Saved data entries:
********

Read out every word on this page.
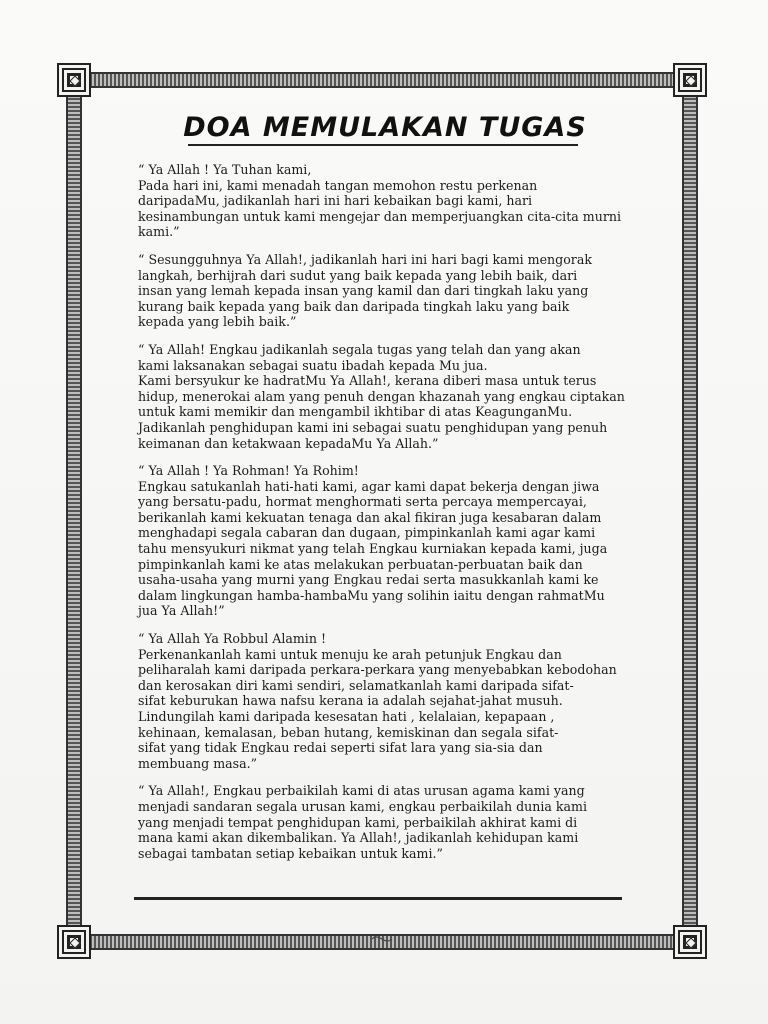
DOA MEMULAKAN TUGAS
“ Ya Allah ! Ya Tuhan kami,
Pada hari ini, kami menadah tangan memohon restu perkenan
daripadaMu, jadikanlah hari ini hari kebaikan bagi kami, hari
kesinambungan untuk kami mengejar dan memperjuangkan cita-cita murni
kami.”
“ Sesungguhnya Ya Allah!, jadikanlah hari ini hari bagi kami mengorak
langkah, berhijrah dari sudut yang baik kepada yang lebih baik, dari
insan yang lemah kepada insan yang kamil dan dari tingkah laku yang
kurang baik kepada yang baik dan daripada tingkah laku yang baik
kepada yang lebih baik.”
“ Ya Allah! Engkau jadikanlah segala tugas yang telah dan yang akan
kami laksanakan sebagai suatu ibadah kepada Mu jua.
Kami bersyukur ke hadratMu Ya Allah!, kerana diberi masa untuk terus
hidup, menerokai alam yang penuh dengan khazanah yang engkau ciptakan
untuk kami memikir dan mengambil ikhtibar di atas KeagunganMu.
Jadikanlah penghidupan kami ini sebagai suatu penghidupan yang penuh
keimanan dan ketakwaan kepadaMu Ya Allah.”
“ Ya Allah ! Ya Rohman! Ya Rohim!
Engkau satukanlah hati-hati kami, agar kami dapat bekerja dengan jiwa
yang bersatu-padu, hormat menghormati serta percaya mempercayai,
berikanlah kami kekuatan tenaga dan akal fikiran juga kesabaran dalam
menghadapi segala cabaran dan dugaan, pimpinkanlah kami agar kami
tahu mensyukuri nikmat yang telah Engkau kurniakan kepada kami, juga
pimpinkanlah kami ke atas melakukan perbuatan-perbuatan baik dan
usaha-usaha yang murni yang Engkau redai serta masukkanlah kami ke
dalam lingkungan hamba-hambaMu yang solihin iaitu dengan rahmatMu
jua Ya Allah!”
“ Ya Allah Ya Robbul Alamin !
Perkenankanlah kami untuk menuju ke arah petunjuk Engkau dan
peliharalah kami daripada perkara-perkara yang menyebabkan kebodohan
dan kerosakan diri kami sendiri, selamatkanlah kami daripada sifat-
sifat keburukan hawa nafsu kerana ia adalah sejahat-jahat musuh.
Lindungilah kami daripada kesesatan hati , kelalaian, kepapaan ,
kehinaan, kemalasan, beban hutang, kemiskinan dan segala sifat-
sifat yang tidak Engkau redai seperti sifat lara yang sia-sia dan
membuang masa.”
“ Ya Allah!, Engkau perbaikilah kami di atas urusan agama kami yang
menjadi sandaran segala urusan kami, engkau perbaikilah dunia kami
yang menjadi tempat penghidupan kami, perbaikilah akhirat kami di
mana kami akan dikembalikan. Ya Allah!, jadikanlah kehidupan kami
sebagai tambatan setiap kebaikan untuk kami.”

********

**PROMPT**: Copy out all lines above that include the string "suatu".

**FULL RESPONSE**:
kami laksanakan sebagai suatu ibadah kepada Mu jua.
Jadikanlah penghidupan kami ini sebagai suatu penghidupan yang penuh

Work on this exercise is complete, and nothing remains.